» **WHAT YOU ARE ASKED TO DO**
Print the entries below in their entirety, exactly as they are written.

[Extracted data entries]
[START]
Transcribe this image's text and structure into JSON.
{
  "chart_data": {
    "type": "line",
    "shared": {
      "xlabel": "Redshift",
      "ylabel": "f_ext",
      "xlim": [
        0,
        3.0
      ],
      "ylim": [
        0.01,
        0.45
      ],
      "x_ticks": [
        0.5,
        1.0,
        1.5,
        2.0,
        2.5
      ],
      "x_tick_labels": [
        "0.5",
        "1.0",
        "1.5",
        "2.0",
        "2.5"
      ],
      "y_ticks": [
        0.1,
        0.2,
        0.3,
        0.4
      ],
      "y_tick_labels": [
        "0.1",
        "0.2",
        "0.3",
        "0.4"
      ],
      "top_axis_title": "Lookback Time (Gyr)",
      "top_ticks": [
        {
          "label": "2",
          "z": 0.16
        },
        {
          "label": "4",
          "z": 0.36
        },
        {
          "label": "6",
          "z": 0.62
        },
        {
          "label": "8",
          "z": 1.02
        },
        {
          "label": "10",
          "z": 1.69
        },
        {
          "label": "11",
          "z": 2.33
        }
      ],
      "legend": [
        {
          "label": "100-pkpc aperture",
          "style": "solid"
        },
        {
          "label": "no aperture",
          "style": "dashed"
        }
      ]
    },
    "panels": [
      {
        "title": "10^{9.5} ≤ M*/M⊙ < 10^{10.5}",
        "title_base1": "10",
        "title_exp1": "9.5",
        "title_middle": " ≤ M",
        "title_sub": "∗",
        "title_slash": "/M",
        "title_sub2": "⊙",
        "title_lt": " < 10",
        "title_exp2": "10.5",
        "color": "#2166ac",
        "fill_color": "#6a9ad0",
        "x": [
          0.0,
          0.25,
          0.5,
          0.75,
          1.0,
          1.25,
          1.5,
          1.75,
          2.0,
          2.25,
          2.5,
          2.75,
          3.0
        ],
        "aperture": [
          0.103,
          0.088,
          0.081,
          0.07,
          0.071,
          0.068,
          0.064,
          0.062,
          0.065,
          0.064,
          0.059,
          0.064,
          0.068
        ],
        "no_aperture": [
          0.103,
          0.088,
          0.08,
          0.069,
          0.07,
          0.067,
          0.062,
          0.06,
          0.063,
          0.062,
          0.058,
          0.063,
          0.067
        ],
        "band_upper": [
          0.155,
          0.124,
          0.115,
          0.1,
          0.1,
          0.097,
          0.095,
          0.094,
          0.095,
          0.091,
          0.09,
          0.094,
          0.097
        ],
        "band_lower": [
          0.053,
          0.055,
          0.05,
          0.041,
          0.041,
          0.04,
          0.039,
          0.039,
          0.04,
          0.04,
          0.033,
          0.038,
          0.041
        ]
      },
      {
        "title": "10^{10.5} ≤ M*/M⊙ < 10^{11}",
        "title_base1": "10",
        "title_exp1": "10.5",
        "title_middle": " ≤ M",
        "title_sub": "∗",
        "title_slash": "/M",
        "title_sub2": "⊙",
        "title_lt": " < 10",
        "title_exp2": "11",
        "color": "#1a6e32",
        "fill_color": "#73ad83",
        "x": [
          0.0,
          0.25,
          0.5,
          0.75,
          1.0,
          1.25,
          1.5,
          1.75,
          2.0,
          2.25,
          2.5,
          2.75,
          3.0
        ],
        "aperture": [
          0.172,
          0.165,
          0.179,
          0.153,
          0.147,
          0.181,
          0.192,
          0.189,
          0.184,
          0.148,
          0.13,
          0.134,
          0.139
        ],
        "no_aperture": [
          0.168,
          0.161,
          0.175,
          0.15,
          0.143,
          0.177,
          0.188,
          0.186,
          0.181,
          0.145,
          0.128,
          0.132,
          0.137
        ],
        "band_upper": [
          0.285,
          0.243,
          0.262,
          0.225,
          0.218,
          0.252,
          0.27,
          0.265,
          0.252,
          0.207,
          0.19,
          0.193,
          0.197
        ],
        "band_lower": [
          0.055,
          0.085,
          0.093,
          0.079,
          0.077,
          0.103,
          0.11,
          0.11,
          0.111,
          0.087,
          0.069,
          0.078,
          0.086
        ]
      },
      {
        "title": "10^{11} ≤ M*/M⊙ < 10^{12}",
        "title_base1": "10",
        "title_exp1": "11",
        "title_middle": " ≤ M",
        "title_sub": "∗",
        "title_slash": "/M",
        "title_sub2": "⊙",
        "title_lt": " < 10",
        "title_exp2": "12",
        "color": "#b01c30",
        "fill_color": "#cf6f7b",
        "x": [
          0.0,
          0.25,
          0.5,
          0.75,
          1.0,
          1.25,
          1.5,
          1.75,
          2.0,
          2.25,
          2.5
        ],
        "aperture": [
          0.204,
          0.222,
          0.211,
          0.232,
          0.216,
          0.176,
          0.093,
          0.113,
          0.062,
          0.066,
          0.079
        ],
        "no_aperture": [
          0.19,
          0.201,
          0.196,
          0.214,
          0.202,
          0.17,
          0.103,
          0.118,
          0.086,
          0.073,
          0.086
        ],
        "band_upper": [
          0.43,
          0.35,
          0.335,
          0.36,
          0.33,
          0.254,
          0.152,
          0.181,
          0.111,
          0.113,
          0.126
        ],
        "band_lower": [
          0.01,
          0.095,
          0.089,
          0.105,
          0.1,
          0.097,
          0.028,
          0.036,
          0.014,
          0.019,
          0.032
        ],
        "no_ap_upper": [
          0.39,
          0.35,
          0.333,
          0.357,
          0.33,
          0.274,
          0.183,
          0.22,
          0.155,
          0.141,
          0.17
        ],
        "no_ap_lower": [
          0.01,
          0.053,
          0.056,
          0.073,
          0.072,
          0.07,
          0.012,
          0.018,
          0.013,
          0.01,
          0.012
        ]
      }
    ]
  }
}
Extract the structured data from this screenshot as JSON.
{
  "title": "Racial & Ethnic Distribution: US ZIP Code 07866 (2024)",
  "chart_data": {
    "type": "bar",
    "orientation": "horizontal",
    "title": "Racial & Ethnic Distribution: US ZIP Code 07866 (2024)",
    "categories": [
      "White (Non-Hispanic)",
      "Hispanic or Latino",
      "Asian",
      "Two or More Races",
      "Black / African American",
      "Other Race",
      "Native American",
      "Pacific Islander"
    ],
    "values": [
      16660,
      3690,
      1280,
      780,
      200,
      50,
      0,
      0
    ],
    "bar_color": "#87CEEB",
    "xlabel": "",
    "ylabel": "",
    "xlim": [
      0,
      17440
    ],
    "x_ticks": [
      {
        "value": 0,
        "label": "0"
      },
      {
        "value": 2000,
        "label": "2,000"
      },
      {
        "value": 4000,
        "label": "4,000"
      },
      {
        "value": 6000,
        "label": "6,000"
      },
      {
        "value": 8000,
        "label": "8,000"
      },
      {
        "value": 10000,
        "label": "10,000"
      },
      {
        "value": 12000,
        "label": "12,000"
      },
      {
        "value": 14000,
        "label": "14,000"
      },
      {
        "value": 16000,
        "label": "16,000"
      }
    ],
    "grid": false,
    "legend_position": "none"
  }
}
[END]
» **TASK RESPONSE**
Transcribe this image's text and structure into JSON.
{
  "chart_data": {
    "type": "line",
    "shared": {
      "xlabel": "Redshift",
      "ylabel": "f_ext",
      "xlim": [
        0,
        3.0
      ],
      "ylim": [
        0.01,
        0.45
      ],
      "x_ticks": [
        0.5,
        1.0,
        1.5,
        2.0,
        2.5
      ],
      "x_tick_labels": [
        "0.5",
        "1.0",
        "1.5",
        "2.0",
        "2.5"
      ],
      "y_ticks": [
        0.1,
        0.2,
        0.3,
        0.4
      ],
      "y_tick_labels": [
        "0.1",
        "0.2",
        "0.3",
        "0.4"
      ],
      "top_axis_title": "Lookback Time (Gyr)",
      "top_ticks": [
        {
          "label": "2",
          "z": 0.16
        },
        {
          "label": "4",
          "z": 0.36
        },
        {
          "label": "6",
          "z": 0.62
        },
        {
          "label": "8",
          "z": 1.02
        },
        {
          "label": "10",
          "z": 1.69
        },
        {
          "label": "11",
          "z": 2.33
        }
      ],
      "legend": [
        {
          "label": "100-pkpc aperture",
          "style": "solid"
        },
        {
          "label": "no aperture",
          "style": "dashed"
        }
      ]
    },
    "panels": [
      {
        "title": "10^{9.5} ≤ M*/M⊙ < 10^{10.5}",
        "title_base1": "10",
        "title_exp1": "9.5",
        "title_middle": " ≤ M",
        "title_sub": "∗",
        "title_slash": "/M",
        "title_sub2": "⊙",
        "title_lt": " < 10",
        "title_exp2": "10.5",
        "color": "#2166ac",
        "fill_color": "#6a9ad0",
        "x": [
          0.0,
          0.25,
          0.5,
          0.75,
          1.0,
          1.25,
          1.5,
          1.75,
          2.0,
          2.25,
          2.5,
          2.75,
          3.0
        ],
        "aperture": [
          0.103,
          0.088,
          0.081,
          0.07,
          0.071,
          0.068,
          0.064,
          0.062,
          0.065,
          0.064,
          0.059,
          0.064,
          0.068
        ],
        "no_aperture": [
          0.103,
          0.088,
          0.08,
          0.069,
          0.07,
          0.067,
          0.062,
          0.06,
          0.063,
          0.062,
          0.058,
          0.063,
          0.067
        ],
        "band_upper": [
          0.155,
          0.124,
          0.115,
          0.1,
          0.1,
          0.097,
          0.095,
          0.094,
          0.095,
          0.091,
          0.09,
          0.094,
          0.097
        ],
        "band_lower": [
          0.053,
          0.055,
          0.05,
          0.041,
          0.041,
          0.04,
          0.039,
          0.039,
          0.04,
          0.04,
          0.033,
          0.038,
          0.041
        ]
      },
      {
        "title": "10^{10.5} ≤ M*/M⊙ < 10^{11}",
        "title_base1": "10",
        "title_exp1": "10.5",
        "title_middle": " ≤ M",
        "title_sub": "∗",
        "title_slash": "/M",
        "title_sub2": "⊙",
        "title_lt": " < 10",
        "title_exp2": "11",
        "color": "#1a6e32",
        "fill_color": "#73ad83",
        "x": [
          0.0,
          0.25,
          0.5,
          0.75,
          1.0,
          1.25,
          1.5,
          1.75,
          2.0,
          2.25,
          2.5,
          2.75,
          3.0
        ],
        "aperture": [
          0.172,
          0.165,
          0.179,
          0.153,
          0.147,
          0.181,
          0.192,
          0.189,
          0.184,
          0.148,
          0.13,
          0.134,
          0.139
        ],
        "no_aperture": [
          0.168,
          0.161,
          0.175,
          0.15,
          0.143,
          0.177,
          0.188,
          0.186,
          0.181,
          0.145,
          0.128,
          0.132,
          0.137
        ],
        "band_upper": [
          0.285,
          0.243,
          0.262,
          0.225,
          0.218,
          0.252,
          0.27,
          0.265,
          0.252,
          0.207,
          0.19,
          0.193,
          0.197
        ],
        "band_lower": [
          0.055,
          0.085,
          0.093,
          0.079,
          0.077,
          0.103,
          0.11,
          0.11,
          0.111,
          0.087,
          0.069,
          0.078,
          0.086
        ]
      },
      {
        "title": "10^{11} ≤ M*/M⊙ < 10^{12}",
        "title_base1": "10",
        "title_exp1": "11",
        "title_middle": " ≤ M",
        "title_sub": "∗",
        "title_slash": "/M",
        "title_sub2": "⊙",
        "title_lt": " < 10",
        "title_exp2": "12",
        "color": "#b01c30",
        "fill_color": "#cf6f7b",
        "x": [
          0.0,
          0.25,
          0.5,
          0.75,
          1.0,
          1.25,
          1.5,
          1.75,
          2.0,
          2.25,
          2.5
        ],
        "aperture": [
          0.204,
          0.222,
          0.211,
          0.232,
          0.216,
          0.176,
          0.093,
          0.113,
          0.062,
          0.066,
          0.079
        ],
        "no_aperture": [
          0.19,
          0.201,
          0.196,
          0.214,
          0.202,
          0.17,
          0.103,
          0.118,
          0.086,
          0.073,
          0.086
        ],
        "band_upper": [
          0.43,
          0.35,
          0.335,
          0.36,
          0.33,
          0.254,
          0.152,
          0.181,
          0.111,
          0.113,
          0.126
        ],
        "band_lower": [
          0.01,
          0.095,
          0.089,
          0.105,
          0.1,
          0.097,
          0.028,
          0.036,
          0.014,
          0.019,
          0.032
        ],
        "no_ap_upper": [
          0.39,
          0.35,
          0.333,
          0.357,
          0.33,
          0.274,
          0.183,
          0.22,
          0.155,
          0.141,
          0.17
        ],
        "no_ap_lower": [
          0.01,
          0.053,
          0.056,
          0.073,
          0.072,
          0.07,
          0.012,
          0.018,
          0.013,
          0.01,
          0.012
        ]
      }
    ]
  }
}
Extract the structured data from this screenshot as JSON.
{
  "title": "Racial & Ethnic Distribution: US ZIP Code 07866 (2024)",
  "chart_data": {
    "type": "bar",
    "orientation": "horizontal",
    "title": "Racial & Ethnic Distribution: US ZIP Code 07866 (2024)",
    "categories": [
      "White (Non-Hispanic)",
      "Hispanic or Latino",
      "Asian",
      "Two or More Races",
      "Black / African American",
      "Other Race",
      "Native American",
      "Pacific Islander"
    ],
    "values": [
      16660,
      3690,
      1280,
      780,
      200,
      50,
      0,
      0
    ],
    "bar_color": "#87CEEB",
    "xlabel": "",
    "ylabel": "",
    "xlim": [
      0,
      17440
    ],
    "x_ticks": [
      {
        "value": 0,
        "label": "0"
      },
      {
        "value": 2000,
        "label": "2,000"
      },
      {
        "value": 4000,
        "label": "4,000"
      },
      {
        "value": 6000,
        "label": "6,000"
      },
      {
        "value": 8000,
        "label": "8,000"
      },
      {
        "value": 10000,
        "label": "10,000"
      },
      {
        "value": 12000,
        "label": "12,000"
      },
      {
        "value": 14000,
        "label": "14,000"
      },
      {
        "value": 16000,
        "label": "16,000"
      }
    ],
    "grid": false,
    "legend_position": "none"
  }
}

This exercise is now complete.